● GOAL OF THE EXERCISE
Repeat the full listing below verbatim and keep the images out.

● DATA LINES
--- begin ---

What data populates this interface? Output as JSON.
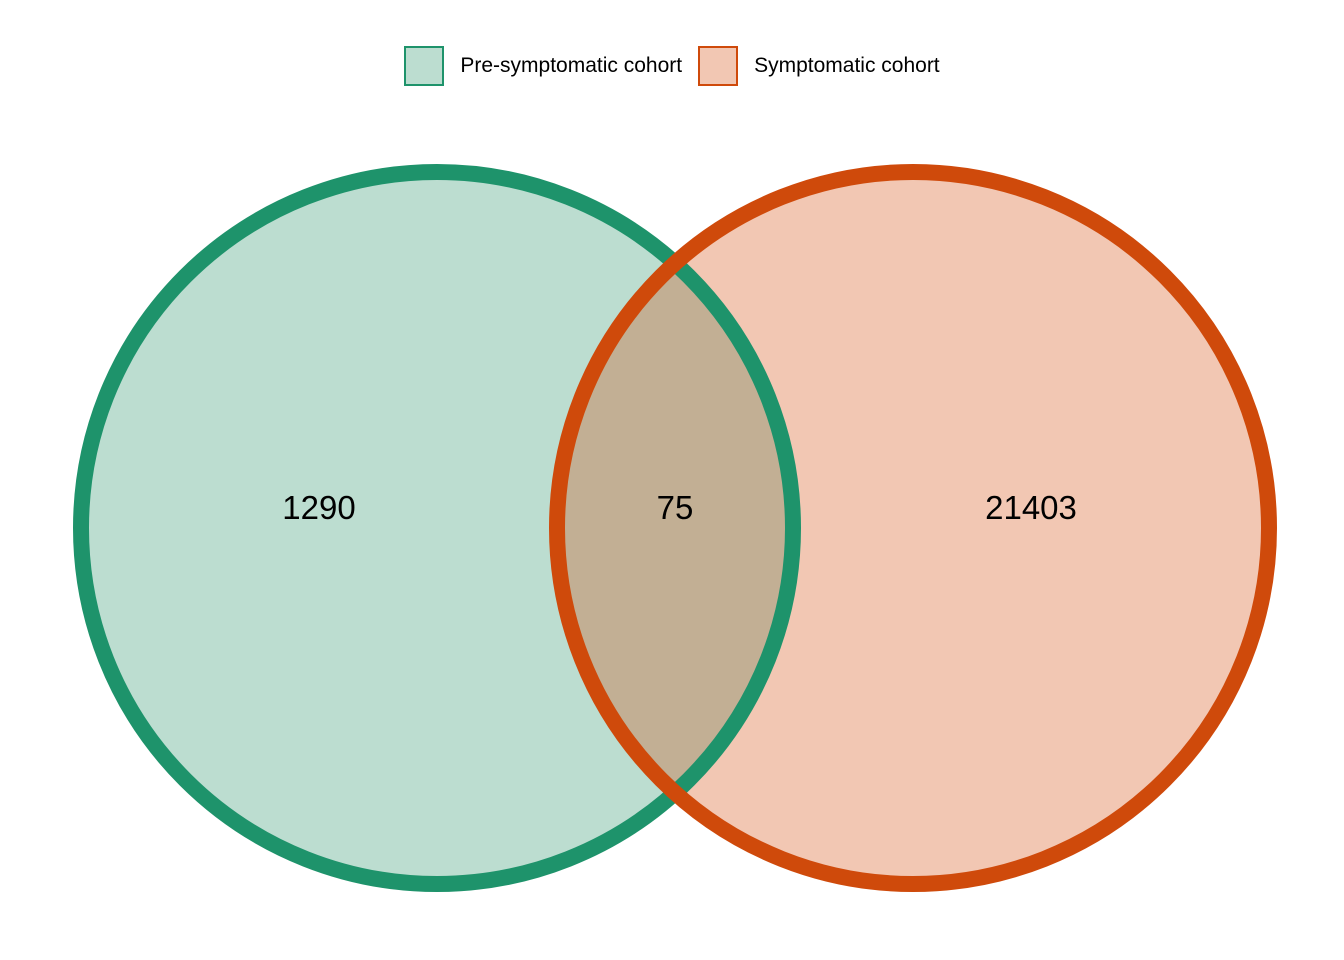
{
  "sets": [
    {
      "name": "Pre-symptomatic cohort",
      "fill": "#bcddd0",
      "stroke": "#1e936b"
    },
    {
      "name": "Symptomatic cohort",
      "fill": "#f2c7b3",
      "stroke": "#cf4a0b"
    }
  ],
  "regions": {
    "only_a": "1290",
    "overlap": "75",
    "only_b": "21403"
  },
  "overlap_fill": "#c2af94"
}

--- end ---

● SOLUTION FOR THIS TASK
What data populates this interface? Output as JSON.
{
  "sets": [
    {
      "name": "Pre-symptomatic cohort",
      "fill": "#bcddd0",
      "stroke": "#1e936b"
    },
    {
      "name": "Symptomatic cohort",
      "fill": "#f2c7b3",
      "stroke": "#cf4a0b"
    }
  ],
  "regions": {
    "only_a": "1290",
    "overlap": "75",
    "only_b": "21403"
  },
  "overlap_fill": "#c2af94"
}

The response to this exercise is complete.